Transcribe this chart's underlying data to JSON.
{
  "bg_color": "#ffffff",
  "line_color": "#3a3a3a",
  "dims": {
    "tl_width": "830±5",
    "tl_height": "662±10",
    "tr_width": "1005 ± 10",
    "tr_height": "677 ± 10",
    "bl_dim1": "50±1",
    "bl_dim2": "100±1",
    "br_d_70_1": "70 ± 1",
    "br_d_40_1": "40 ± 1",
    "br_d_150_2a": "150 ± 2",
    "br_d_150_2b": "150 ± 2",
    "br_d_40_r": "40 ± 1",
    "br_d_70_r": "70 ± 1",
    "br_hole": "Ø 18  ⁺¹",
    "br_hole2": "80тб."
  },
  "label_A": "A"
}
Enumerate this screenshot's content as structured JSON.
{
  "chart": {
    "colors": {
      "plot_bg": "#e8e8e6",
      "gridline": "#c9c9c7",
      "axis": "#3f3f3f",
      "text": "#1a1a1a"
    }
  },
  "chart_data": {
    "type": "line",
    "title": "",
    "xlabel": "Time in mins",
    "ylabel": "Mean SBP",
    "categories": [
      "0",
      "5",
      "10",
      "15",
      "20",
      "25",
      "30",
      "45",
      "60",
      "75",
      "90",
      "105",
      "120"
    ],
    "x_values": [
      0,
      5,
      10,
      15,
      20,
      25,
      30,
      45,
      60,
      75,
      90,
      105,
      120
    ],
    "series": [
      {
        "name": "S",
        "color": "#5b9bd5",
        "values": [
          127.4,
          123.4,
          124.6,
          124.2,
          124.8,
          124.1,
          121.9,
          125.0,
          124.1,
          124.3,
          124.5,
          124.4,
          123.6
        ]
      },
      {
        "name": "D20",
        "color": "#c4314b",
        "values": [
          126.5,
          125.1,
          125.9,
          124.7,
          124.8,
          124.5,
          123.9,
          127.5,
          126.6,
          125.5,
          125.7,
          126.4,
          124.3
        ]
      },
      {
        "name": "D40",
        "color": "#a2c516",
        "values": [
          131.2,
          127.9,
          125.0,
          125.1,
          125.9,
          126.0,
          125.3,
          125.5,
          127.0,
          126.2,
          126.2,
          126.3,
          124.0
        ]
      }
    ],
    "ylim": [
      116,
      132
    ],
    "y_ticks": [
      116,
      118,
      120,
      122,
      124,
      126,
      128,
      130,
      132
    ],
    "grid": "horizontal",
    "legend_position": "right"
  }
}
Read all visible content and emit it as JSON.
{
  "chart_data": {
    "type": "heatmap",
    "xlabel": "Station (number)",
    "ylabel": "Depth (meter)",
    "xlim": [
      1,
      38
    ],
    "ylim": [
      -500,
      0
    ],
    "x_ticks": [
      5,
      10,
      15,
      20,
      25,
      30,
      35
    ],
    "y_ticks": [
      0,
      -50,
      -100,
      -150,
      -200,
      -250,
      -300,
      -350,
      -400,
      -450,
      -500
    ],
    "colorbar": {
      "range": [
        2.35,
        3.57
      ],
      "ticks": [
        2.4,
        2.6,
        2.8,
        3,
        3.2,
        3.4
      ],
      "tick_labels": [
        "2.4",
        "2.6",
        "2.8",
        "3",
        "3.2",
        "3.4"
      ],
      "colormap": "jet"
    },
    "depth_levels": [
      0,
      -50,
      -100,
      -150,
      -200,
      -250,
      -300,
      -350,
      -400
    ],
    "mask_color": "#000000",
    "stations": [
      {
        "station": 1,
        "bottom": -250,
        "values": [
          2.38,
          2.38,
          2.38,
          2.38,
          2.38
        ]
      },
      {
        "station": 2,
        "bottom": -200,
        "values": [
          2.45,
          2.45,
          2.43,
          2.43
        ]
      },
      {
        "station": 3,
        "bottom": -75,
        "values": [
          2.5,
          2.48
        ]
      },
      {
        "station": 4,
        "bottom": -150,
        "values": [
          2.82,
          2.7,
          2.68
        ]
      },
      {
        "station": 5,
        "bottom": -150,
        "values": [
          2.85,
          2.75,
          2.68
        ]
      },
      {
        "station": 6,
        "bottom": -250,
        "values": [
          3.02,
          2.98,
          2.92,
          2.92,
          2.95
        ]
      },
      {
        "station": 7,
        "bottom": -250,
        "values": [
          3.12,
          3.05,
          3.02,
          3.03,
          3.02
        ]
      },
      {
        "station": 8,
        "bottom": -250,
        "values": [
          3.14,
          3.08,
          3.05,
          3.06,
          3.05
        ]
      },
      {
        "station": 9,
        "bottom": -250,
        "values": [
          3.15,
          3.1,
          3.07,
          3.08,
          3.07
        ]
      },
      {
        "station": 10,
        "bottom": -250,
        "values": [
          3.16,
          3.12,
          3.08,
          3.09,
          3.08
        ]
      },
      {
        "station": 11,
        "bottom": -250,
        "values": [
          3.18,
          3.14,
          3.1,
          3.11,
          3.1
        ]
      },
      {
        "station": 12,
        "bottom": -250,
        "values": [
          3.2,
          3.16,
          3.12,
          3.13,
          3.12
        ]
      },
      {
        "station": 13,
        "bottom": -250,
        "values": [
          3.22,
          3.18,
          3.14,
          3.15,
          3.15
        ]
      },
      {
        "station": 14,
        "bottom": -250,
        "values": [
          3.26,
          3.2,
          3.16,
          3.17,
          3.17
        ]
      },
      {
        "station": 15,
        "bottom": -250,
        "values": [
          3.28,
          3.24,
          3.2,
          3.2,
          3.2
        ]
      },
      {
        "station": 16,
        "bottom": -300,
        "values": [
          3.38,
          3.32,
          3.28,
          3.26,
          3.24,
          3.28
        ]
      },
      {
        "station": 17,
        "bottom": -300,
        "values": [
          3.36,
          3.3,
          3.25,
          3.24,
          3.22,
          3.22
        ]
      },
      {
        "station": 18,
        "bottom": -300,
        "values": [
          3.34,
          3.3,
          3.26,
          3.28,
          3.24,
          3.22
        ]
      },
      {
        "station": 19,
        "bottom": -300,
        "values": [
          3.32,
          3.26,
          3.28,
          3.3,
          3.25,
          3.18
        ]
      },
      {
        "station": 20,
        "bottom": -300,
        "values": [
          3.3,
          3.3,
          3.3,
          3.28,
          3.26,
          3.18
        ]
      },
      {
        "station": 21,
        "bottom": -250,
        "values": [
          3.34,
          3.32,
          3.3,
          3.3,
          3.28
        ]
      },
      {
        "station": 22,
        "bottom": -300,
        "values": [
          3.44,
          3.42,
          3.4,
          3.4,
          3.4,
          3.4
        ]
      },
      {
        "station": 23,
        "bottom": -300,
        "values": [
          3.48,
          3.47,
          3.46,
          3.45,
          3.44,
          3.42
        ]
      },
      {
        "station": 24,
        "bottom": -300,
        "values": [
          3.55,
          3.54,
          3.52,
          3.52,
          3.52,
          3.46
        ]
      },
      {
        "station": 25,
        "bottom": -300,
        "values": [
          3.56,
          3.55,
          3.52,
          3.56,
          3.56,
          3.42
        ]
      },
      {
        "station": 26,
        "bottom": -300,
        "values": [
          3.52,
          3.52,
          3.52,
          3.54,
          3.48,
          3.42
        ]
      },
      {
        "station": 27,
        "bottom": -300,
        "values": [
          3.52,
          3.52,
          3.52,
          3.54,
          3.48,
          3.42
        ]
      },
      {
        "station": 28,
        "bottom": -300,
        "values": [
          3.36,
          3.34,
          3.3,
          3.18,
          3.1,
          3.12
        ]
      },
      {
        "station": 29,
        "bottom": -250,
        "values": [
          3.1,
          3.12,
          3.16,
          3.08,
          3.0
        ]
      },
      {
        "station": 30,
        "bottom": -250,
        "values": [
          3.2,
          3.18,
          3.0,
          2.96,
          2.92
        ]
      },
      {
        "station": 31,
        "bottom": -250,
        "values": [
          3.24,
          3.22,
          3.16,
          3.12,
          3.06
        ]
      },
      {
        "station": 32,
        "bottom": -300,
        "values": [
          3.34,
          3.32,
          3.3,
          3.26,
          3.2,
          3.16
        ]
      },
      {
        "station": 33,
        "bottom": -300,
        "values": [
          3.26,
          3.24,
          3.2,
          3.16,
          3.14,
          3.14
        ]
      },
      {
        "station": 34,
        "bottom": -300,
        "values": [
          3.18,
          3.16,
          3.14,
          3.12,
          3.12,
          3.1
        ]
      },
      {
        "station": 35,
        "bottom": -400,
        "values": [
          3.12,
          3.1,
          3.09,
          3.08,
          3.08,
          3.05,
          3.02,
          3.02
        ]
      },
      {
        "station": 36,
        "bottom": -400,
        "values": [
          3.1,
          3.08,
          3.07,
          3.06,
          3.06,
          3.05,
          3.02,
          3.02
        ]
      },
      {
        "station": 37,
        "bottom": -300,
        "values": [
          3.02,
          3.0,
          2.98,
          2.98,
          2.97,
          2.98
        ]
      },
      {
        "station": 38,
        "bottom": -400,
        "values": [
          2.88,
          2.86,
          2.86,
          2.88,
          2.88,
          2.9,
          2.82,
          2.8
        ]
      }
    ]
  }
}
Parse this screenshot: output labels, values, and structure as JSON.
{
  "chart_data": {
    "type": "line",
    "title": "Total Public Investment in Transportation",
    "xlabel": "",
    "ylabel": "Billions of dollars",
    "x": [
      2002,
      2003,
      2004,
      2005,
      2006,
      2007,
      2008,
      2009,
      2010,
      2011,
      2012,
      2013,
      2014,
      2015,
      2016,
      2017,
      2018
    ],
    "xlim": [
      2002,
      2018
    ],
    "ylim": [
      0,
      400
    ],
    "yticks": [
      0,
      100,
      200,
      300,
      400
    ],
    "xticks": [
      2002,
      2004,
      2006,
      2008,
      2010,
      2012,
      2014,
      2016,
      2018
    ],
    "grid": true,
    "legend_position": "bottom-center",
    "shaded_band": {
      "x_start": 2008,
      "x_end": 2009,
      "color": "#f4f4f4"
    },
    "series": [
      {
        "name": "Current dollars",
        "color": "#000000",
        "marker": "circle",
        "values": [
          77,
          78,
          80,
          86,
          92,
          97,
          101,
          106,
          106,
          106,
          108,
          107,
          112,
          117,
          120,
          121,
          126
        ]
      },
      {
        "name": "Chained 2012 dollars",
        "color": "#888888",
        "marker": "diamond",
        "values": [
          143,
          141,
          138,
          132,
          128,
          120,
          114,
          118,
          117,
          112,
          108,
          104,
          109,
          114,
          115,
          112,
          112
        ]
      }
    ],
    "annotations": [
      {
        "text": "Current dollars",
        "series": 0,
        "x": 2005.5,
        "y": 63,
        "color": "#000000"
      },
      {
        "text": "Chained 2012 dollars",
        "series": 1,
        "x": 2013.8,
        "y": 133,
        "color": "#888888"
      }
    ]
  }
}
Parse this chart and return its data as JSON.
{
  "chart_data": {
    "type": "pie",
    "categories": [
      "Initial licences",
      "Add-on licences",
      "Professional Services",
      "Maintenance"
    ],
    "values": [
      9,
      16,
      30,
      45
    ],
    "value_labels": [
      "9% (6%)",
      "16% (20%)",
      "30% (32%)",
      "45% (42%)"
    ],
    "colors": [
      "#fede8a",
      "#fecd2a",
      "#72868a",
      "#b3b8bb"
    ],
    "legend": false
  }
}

WHAT IS EXPECTED: Locate the lines above that contain "ylabel" and copy them.

SOLUTION TO THE PROBLEM:
    "ylabel": "Mean SBP",
    "ylabel": "Depth (meter)",
    "ylabel": "Billions of dollars",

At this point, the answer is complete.